To be done » Copy the lines exactly as they appear, starting with the line containing "raise-hand-button[interactable] (609, 697, 655, 743)" and going on through the line containing "presenting-banner[interactable]: Dhany Prasetya".

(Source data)
____
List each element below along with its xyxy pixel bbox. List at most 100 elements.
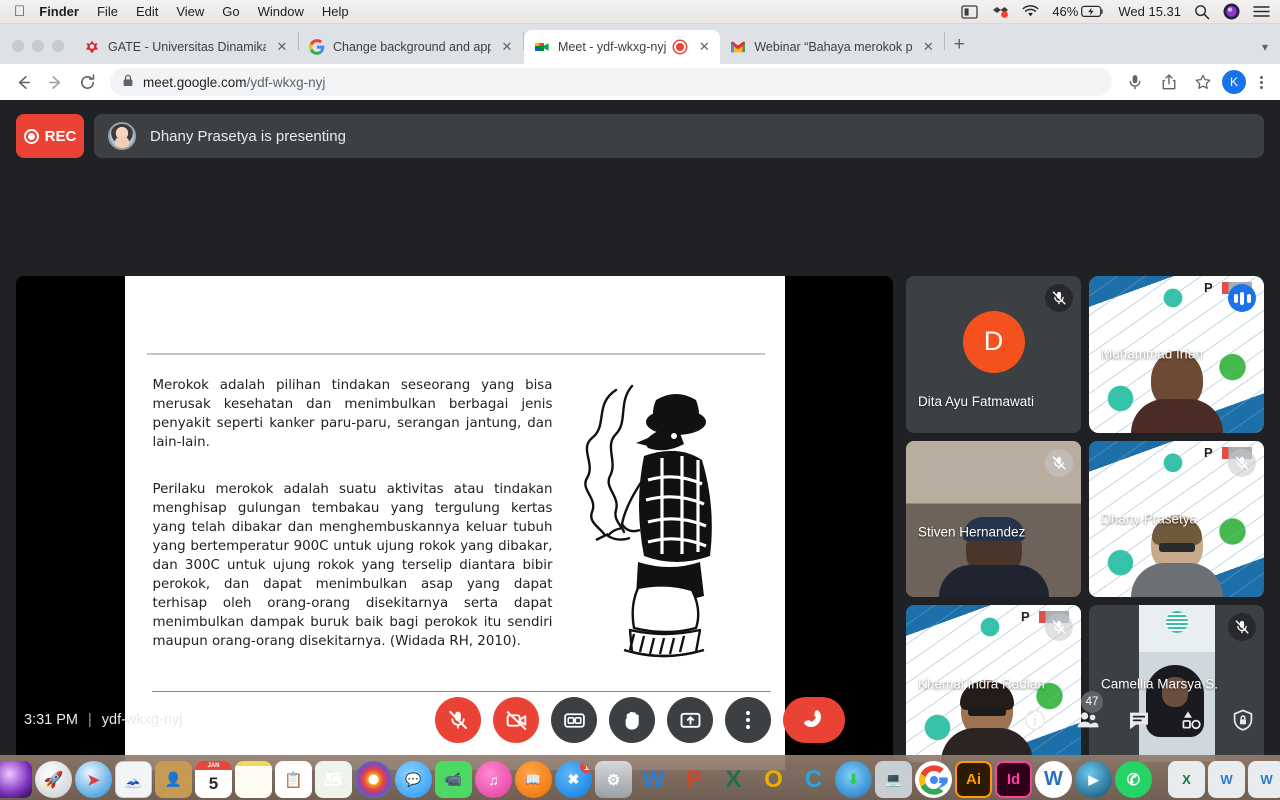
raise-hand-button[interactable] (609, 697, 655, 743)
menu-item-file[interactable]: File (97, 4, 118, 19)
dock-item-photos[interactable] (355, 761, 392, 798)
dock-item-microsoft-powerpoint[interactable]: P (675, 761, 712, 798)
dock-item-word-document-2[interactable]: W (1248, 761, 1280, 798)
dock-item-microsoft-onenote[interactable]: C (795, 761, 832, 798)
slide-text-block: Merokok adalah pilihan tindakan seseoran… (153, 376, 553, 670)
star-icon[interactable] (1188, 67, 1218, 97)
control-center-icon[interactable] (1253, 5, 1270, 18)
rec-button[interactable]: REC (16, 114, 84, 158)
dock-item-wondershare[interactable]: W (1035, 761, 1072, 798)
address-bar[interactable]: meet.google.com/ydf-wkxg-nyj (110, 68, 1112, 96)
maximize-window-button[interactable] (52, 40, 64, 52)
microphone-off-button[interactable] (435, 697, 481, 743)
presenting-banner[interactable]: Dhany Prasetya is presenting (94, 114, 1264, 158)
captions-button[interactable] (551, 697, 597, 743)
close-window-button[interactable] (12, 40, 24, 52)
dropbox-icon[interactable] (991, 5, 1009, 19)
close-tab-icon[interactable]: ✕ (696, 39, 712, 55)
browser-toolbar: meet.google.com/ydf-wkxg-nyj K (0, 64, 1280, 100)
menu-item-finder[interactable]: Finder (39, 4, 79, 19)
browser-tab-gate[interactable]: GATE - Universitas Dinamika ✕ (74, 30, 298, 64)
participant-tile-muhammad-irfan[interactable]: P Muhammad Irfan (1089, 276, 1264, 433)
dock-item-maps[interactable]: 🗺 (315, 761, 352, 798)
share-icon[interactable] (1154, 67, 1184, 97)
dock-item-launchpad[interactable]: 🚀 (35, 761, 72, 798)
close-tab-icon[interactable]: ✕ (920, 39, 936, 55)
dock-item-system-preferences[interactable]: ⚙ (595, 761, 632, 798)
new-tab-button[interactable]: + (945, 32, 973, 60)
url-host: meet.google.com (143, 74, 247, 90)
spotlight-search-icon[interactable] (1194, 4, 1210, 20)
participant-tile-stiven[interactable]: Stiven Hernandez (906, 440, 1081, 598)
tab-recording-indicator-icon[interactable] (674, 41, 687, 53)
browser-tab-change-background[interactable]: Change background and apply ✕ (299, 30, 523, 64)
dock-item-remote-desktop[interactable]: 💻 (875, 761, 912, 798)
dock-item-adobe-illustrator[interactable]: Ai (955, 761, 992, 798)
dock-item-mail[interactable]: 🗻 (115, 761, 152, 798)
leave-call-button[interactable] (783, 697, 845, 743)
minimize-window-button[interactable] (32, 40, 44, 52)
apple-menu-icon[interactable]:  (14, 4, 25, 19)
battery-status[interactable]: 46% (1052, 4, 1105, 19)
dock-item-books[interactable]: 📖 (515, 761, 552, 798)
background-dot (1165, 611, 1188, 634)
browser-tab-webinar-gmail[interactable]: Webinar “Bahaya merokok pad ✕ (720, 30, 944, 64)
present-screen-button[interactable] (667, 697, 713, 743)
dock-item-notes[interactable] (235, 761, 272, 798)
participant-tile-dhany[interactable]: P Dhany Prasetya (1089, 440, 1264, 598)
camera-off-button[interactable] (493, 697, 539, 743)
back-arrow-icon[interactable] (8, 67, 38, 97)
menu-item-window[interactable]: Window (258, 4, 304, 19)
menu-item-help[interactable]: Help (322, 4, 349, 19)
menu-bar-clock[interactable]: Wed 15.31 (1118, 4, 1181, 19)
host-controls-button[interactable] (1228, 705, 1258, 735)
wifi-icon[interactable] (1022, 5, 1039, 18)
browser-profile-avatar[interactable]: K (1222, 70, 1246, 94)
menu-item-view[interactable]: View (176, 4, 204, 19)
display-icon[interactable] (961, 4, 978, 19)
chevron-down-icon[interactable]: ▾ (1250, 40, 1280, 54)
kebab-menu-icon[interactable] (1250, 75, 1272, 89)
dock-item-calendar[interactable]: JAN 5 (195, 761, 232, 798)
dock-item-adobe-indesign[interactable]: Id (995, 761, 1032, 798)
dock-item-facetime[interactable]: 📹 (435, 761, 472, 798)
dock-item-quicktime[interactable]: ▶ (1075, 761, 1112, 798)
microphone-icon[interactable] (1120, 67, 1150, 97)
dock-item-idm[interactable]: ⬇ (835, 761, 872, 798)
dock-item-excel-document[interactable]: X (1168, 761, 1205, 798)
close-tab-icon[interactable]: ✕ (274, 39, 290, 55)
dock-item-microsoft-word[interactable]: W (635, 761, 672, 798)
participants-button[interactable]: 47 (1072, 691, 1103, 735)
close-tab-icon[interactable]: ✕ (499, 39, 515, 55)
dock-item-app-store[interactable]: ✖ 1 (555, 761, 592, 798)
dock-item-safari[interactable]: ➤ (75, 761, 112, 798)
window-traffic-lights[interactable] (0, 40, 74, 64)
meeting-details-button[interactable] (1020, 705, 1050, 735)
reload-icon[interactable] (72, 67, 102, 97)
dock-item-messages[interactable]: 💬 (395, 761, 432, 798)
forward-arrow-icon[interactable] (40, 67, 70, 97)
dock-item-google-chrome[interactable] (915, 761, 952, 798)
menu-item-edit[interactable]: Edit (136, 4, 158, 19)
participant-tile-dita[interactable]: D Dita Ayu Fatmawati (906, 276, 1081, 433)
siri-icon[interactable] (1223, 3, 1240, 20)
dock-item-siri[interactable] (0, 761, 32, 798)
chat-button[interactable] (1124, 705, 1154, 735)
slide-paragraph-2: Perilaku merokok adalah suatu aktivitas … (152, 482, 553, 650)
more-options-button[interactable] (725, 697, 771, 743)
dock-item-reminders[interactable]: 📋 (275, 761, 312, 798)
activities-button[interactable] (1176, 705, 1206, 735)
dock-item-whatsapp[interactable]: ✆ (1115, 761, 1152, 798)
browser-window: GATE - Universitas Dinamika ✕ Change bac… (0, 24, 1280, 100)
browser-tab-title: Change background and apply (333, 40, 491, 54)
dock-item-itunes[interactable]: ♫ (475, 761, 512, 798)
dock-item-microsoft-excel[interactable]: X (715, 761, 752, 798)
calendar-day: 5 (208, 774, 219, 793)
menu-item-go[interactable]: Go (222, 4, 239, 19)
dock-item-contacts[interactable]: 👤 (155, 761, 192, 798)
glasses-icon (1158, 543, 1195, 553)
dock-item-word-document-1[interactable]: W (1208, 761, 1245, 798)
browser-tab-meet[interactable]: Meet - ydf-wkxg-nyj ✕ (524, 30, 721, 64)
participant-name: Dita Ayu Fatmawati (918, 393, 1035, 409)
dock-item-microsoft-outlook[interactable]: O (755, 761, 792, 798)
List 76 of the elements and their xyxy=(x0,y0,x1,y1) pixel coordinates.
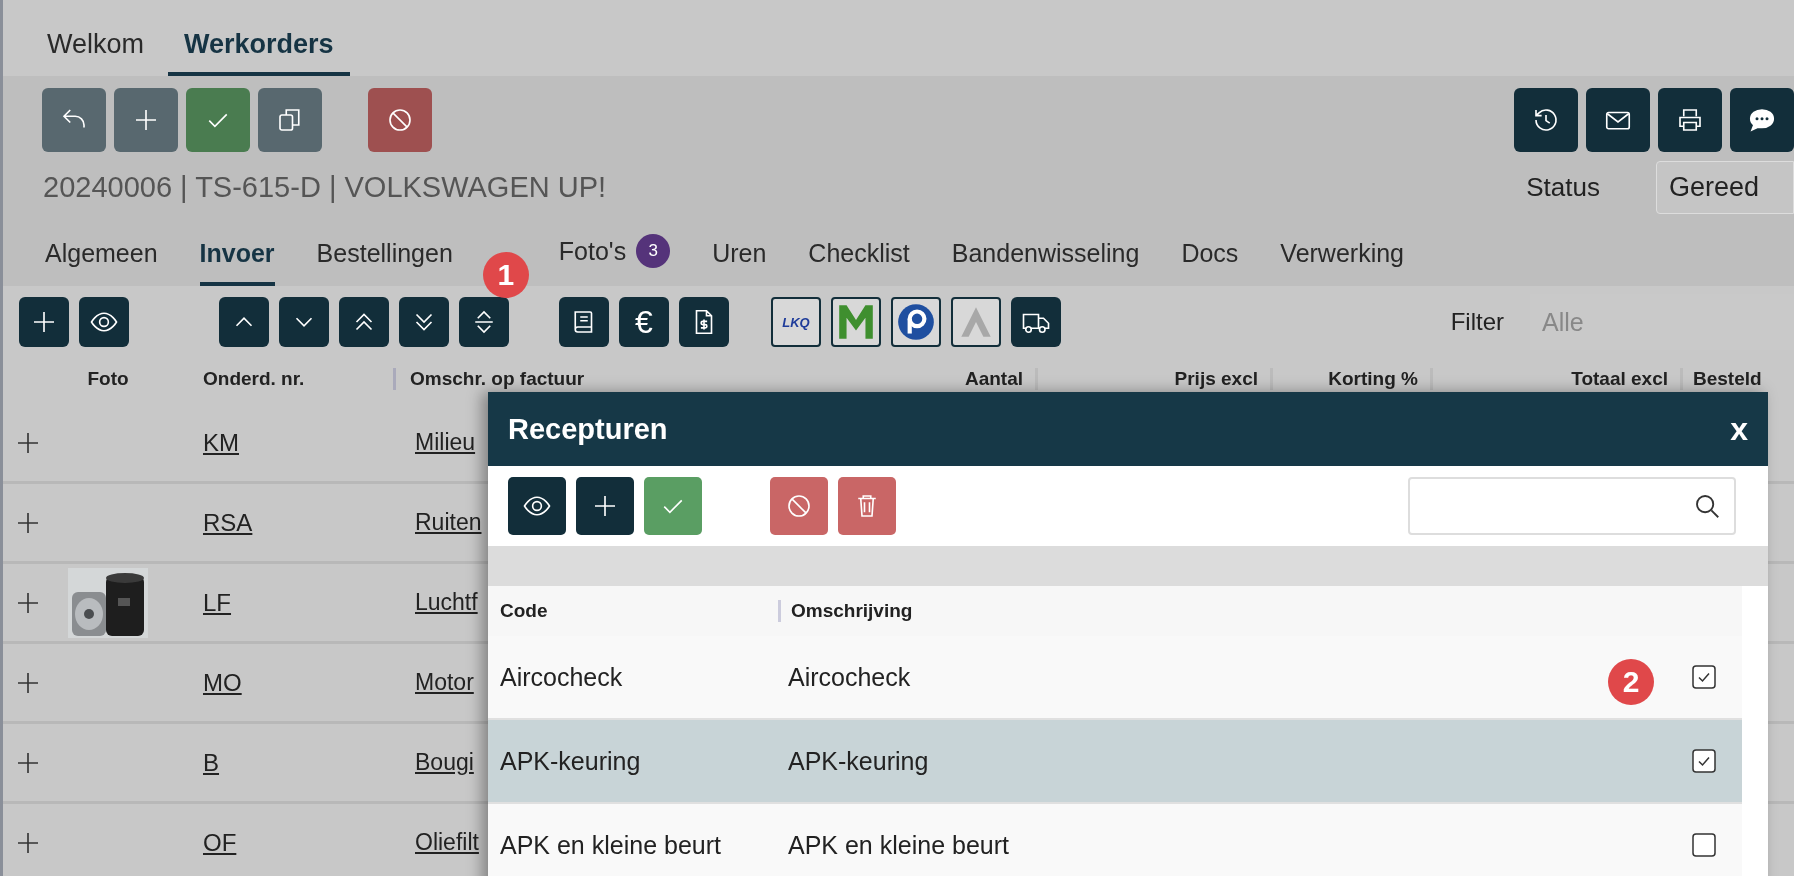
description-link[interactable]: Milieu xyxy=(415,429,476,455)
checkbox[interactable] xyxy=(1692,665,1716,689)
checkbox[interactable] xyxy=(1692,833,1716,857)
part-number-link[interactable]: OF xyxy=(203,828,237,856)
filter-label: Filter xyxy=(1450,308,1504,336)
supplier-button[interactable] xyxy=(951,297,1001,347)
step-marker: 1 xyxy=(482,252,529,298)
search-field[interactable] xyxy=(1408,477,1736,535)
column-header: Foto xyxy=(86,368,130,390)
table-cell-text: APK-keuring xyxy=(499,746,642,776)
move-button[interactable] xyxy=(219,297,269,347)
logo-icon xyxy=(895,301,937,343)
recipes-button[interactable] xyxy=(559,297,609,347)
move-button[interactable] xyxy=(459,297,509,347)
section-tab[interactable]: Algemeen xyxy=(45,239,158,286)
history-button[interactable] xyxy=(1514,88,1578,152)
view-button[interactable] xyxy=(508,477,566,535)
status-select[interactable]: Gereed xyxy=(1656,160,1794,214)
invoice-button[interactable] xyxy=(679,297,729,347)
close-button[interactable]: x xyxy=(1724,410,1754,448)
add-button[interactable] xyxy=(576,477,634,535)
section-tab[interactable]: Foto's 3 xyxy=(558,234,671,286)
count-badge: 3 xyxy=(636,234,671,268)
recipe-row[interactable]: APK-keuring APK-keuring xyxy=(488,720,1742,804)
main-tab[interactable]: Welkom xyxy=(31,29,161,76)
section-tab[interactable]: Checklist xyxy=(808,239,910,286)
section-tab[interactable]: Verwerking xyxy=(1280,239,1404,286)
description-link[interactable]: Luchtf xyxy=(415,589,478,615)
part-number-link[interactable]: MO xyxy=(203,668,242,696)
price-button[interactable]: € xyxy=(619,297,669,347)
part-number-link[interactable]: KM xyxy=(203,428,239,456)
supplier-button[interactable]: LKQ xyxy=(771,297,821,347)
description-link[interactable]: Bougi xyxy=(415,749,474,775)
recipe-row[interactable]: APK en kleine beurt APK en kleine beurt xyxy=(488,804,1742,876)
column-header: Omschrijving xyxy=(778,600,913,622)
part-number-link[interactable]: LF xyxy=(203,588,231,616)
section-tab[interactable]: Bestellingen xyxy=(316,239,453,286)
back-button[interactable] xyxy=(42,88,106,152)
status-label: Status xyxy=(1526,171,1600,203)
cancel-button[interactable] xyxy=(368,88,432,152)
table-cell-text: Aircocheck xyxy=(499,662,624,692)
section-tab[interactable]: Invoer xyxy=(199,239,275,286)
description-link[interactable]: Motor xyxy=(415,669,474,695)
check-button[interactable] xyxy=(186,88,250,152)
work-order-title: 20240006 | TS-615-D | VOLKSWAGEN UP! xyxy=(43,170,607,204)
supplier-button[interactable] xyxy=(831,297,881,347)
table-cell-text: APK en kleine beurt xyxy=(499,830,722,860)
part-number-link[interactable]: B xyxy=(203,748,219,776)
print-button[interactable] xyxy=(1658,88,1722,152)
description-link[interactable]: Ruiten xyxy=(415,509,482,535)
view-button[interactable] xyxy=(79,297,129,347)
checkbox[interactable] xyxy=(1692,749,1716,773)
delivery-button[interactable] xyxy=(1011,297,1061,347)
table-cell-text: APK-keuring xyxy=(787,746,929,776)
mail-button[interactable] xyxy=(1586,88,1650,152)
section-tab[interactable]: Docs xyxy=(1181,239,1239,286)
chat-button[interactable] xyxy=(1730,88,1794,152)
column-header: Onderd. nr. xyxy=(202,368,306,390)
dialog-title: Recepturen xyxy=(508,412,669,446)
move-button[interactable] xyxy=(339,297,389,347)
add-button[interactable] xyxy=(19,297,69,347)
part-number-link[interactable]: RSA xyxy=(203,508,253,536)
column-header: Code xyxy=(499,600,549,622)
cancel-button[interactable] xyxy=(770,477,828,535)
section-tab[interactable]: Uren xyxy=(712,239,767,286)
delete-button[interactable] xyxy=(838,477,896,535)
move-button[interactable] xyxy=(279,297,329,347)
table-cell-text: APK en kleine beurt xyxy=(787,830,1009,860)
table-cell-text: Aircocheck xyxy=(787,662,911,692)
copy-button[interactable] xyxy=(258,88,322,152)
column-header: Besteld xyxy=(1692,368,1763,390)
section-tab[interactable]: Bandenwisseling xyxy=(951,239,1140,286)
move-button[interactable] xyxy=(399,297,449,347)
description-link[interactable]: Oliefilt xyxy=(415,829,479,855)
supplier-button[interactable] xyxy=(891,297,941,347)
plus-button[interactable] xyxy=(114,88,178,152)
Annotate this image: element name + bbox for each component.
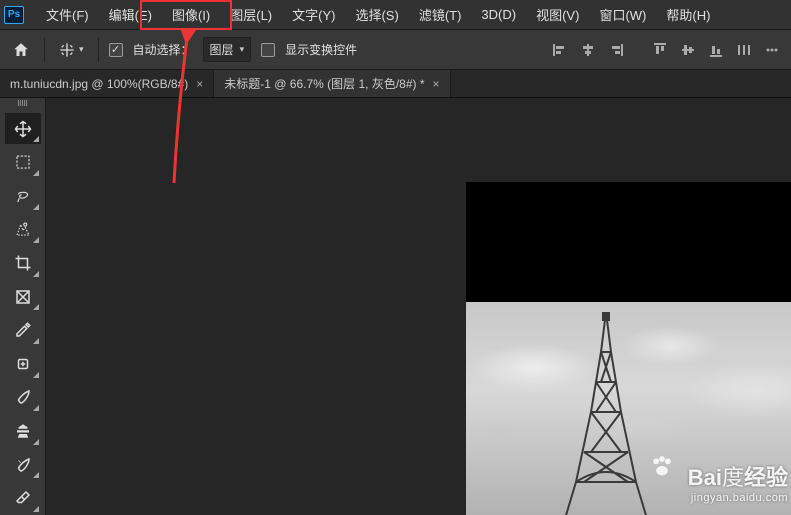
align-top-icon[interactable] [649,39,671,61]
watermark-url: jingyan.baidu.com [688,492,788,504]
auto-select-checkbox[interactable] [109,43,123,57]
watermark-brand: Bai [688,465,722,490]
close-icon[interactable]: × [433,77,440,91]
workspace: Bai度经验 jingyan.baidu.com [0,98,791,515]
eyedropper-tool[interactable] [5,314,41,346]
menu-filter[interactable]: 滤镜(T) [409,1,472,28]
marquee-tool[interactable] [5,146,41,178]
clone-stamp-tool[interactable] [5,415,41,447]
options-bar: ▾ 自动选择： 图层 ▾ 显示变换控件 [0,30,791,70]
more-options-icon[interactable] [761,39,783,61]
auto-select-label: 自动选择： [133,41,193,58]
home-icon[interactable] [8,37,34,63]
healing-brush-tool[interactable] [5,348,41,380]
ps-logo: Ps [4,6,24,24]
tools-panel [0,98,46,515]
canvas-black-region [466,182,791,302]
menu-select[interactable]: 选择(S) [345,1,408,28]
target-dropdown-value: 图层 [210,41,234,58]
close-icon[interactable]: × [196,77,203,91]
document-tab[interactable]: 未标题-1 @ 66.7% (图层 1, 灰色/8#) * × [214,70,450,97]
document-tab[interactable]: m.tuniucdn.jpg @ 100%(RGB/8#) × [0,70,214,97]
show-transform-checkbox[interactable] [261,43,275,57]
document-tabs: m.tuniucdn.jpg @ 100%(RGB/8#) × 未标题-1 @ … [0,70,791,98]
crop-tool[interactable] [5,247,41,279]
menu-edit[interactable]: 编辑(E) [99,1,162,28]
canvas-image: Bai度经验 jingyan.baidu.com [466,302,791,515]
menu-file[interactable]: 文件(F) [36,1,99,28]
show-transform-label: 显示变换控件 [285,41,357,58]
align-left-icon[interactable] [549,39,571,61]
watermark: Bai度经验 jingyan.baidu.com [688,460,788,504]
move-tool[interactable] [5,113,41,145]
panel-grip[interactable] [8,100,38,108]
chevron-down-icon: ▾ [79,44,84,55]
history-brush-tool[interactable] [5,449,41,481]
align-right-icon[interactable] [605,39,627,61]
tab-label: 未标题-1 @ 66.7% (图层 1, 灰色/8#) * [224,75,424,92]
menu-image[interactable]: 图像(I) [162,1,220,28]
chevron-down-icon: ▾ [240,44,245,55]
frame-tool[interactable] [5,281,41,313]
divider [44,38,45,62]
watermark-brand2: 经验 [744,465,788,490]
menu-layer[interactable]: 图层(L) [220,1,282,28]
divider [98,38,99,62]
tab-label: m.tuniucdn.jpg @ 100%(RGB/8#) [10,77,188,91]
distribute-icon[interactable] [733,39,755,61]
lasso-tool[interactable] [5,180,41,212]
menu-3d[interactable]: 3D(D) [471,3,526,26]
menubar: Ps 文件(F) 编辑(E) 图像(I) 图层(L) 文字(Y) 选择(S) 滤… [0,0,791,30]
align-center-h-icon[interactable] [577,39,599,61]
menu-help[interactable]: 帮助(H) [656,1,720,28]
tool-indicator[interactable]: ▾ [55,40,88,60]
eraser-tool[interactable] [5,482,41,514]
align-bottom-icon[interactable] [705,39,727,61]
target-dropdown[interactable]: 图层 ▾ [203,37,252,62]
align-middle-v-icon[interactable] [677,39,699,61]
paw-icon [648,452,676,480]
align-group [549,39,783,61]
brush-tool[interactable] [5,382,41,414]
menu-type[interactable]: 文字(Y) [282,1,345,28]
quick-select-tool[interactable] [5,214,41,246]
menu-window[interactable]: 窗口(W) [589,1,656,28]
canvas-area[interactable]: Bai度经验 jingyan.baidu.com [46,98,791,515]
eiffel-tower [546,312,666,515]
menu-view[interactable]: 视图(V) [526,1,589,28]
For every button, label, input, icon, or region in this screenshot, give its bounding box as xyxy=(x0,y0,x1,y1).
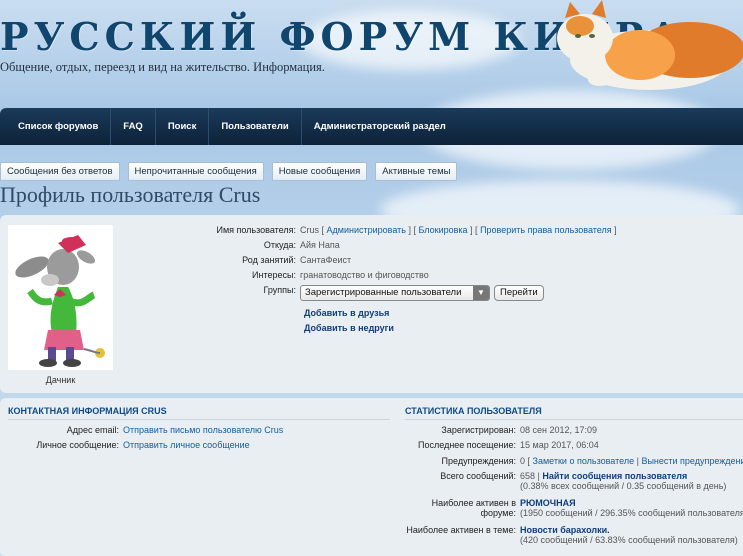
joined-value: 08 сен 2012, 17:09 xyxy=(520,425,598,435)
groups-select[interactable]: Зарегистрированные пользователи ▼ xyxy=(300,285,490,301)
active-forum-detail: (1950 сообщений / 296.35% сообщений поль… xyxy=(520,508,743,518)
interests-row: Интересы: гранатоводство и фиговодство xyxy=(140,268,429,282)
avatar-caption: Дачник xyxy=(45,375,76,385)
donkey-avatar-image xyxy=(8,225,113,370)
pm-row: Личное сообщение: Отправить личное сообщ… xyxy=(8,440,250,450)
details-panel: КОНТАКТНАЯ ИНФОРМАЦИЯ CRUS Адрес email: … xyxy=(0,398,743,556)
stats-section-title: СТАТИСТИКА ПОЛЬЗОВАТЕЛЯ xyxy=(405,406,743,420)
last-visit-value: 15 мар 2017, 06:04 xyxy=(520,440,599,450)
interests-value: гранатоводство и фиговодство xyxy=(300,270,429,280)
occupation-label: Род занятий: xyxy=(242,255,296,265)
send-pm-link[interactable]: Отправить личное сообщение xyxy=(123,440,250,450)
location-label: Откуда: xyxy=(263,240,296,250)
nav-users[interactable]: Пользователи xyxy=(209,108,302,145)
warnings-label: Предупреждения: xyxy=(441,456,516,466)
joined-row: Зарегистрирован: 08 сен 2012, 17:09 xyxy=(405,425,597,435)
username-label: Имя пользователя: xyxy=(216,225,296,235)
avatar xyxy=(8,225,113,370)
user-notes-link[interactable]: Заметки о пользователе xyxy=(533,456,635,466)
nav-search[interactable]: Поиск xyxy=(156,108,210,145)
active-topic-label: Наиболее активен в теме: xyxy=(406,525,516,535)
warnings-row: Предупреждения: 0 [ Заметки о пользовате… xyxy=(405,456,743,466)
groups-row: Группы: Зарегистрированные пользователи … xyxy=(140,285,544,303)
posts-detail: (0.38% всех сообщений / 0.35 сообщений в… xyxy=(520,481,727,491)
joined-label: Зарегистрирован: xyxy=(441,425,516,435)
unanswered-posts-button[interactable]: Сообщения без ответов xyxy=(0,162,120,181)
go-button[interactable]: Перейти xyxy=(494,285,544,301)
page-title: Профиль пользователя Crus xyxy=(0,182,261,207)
____
Exercise response »
raise-hand-button[interactable] (609, 697, 655, 743)
menu-item-file[interactable]: File (97, 4, 118, 19)
dock-item-photos[interactable] (355, 761, 392, 798)
dock-item-microsoft-powerpoint[interactable]: P (675, 761, 712, 798)
dock-item-word-document-2[interactable]: W (1248, 761, 1280, 798)
dock-item-microsoft-onenote[interactable]: C (795, 761, 832, 798)
slide-text-block: Merokok adalah pilihan tindakan seseoran… (153, 376, 553, 670)
star-icon[interactable] (1188, 67, 1218, 97)
control-center-icon[interactable] (1253, 5, 1270, 18)
rec-button[interactable]: REC (16, 114, 84, 158)
dock-item-wondershare[interactable]: W (1035, 761, 1072, 798)
address-bar[interactable]: meet.google.com/ydf-wkxg-nyj (110, 68, 1112, 96)
maximize-window-button[interactable] (52, 40, 64, 52)
microphone-off-button[interactable] (435, 697, 481, 743)
presenting-banner[interactable]: Dhany Prasetya is presenting (94, 114, 1264, 158)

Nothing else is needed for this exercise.